(Collected data entries)
^^^^^^^^^^^^^^^^
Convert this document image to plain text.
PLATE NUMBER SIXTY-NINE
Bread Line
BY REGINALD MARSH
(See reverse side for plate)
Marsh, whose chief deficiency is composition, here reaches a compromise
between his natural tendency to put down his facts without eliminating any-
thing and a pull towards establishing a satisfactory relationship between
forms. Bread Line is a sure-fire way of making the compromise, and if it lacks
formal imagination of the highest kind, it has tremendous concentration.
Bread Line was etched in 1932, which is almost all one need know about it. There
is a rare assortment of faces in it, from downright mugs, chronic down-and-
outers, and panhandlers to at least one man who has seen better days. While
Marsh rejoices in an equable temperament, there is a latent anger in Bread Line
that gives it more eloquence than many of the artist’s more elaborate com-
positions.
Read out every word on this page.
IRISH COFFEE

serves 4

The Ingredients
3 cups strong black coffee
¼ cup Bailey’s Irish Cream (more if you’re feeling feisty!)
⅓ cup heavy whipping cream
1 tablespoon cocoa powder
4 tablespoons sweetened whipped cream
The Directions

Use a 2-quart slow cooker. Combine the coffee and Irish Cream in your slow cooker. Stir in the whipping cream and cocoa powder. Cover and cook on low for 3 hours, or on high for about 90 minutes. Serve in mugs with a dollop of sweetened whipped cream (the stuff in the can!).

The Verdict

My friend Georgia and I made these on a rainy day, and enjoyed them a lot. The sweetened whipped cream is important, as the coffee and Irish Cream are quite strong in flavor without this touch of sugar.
^^^^^^^^^^^^^^^^
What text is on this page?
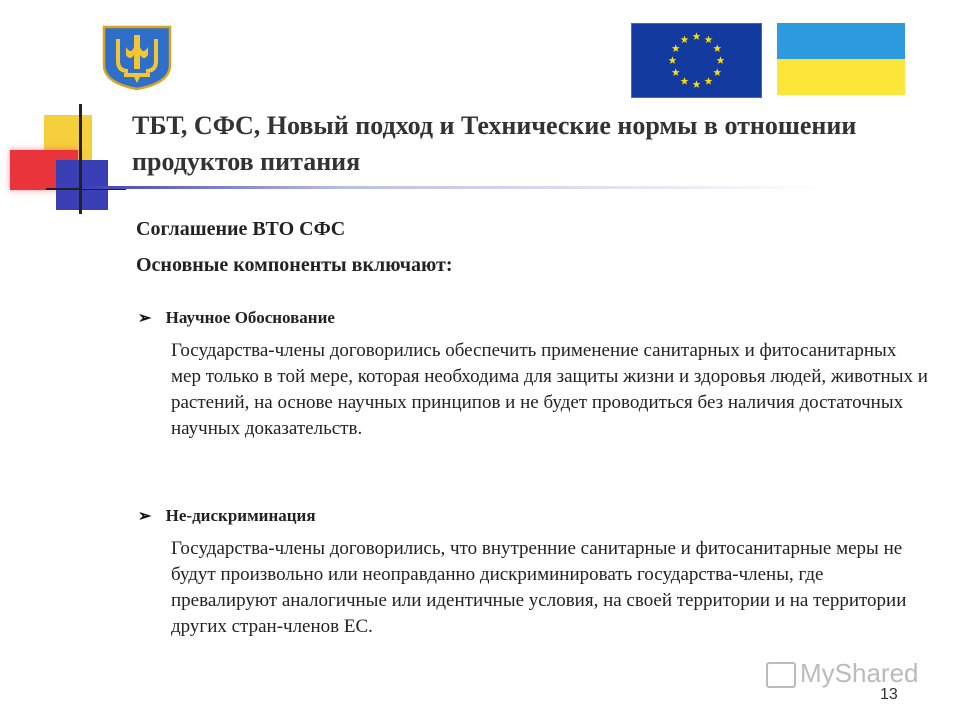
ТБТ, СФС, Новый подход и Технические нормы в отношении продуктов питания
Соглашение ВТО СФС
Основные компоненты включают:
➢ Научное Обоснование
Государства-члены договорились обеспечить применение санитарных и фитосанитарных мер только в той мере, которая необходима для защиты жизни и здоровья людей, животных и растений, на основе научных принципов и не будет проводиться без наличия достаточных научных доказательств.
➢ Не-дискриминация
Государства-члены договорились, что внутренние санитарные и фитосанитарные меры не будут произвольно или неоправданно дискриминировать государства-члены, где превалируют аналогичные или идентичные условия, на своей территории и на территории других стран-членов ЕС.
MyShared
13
^^^^^^^^^^^^^^^^
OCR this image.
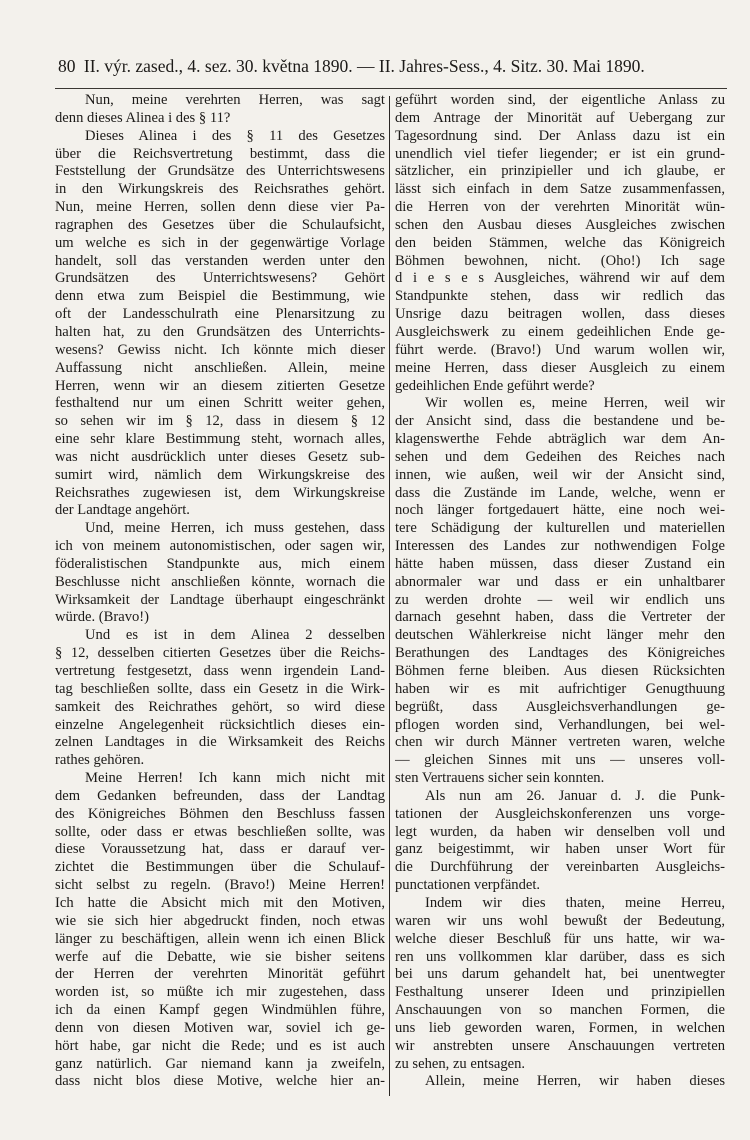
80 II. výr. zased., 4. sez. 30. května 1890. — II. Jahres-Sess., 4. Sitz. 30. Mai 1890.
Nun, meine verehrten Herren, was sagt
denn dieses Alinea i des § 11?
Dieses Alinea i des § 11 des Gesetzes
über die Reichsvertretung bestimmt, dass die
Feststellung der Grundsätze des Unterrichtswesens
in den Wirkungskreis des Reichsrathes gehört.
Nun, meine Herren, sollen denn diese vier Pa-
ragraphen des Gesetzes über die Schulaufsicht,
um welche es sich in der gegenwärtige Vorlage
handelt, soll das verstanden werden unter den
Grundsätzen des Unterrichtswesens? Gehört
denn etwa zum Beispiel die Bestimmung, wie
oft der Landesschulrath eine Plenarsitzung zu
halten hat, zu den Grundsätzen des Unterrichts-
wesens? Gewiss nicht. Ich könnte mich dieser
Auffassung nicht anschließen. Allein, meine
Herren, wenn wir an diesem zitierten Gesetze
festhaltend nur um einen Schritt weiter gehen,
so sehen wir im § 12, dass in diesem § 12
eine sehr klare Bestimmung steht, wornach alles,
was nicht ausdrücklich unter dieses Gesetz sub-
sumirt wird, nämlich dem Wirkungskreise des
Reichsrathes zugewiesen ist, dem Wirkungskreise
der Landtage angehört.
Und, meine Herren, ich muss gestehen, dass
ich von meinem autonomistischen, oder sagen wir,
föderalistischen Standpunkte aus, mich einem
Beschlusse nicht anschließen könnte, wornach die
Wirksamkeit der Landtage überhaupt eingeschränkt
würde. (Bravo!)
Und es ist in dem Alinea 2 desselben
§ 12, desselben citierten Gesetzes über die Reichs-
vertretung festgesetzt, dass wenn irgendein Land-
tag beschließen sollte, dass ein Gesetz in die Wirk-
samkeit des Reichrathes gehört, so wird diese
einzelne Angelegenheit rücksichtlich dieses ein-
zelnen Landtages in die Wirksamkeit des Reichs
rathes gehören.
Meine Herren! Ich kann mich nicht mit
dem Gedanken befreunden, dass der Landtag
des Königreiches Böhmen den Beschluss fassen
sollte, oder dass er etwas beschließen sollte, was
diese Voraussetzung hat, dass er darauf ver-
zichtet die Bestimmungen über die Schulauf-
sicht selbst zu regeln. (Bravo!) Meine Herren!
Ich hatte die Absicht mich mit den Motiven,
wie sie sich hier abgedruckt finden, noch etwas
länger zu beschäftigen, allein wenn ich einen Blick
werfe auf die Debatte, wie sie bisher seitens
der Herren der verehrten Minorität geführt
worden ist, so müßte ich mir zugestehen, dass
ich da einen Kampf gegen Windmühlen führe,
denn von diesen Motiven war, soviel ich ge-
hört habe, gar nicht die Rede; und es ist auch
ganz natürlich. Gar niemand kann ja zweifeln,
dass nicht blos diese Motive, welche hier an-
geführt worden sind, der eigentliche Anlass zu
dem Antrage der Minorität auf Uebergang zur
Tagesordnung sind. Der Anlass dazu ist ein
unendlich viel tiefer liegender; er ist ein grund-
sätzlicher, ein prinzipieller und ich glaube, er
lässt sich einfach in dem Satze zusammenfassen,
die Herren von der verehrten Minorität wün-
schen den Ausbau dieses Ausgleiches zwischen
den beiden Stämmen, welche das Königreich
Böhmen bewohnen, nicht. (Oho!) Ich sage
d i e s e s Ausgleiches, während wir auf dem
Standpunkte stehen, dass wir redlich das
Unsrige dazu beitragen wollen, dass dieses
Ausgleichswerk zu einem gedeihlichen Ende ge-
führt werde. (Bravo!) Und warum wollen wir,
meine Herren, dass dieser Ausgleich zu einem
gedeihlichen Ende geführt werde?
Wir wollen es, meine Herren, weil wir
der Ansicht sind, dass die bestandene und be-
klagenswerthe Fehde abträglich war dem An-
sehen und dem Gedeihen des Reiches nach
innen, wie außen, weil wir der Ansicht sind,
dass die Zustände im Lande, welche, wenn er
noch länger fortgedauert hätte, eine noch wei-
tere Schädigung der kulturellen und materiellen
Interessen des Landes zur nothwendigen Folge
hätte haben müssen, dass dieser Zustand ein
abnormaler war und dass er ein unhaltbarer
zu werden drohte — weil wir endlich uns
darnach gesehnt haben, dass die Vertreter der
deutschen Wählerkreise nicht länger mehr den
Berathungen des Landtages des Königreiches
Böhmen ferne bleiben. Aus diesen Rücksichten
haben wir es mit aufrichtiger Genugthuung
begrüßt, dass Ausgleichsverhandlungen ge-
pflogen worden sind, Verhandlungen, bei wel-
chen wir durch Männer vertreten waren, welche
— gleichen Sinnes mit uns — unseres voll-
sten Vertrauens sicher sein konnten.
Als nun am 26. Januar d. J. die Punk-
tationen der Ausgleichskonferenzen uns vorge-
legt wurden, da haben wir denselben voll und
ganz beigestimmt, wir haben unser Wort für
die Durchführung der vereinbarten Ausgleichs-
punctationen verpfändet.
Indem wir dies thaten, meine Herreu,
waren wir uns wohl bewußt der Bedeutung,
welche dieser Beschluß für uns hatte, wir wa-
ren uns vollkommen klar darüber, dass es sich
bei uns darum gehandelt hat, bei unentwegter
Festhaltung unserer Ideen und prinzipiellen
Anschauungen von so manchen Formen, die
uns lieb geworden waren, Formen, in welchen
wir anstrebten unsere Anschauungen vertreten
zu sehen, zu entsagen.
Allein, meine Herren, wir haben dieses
^^^^^^^^^^^^^^^^
Every line that holds the word "noch" counts once; state the total number of such lines and nothing else.

2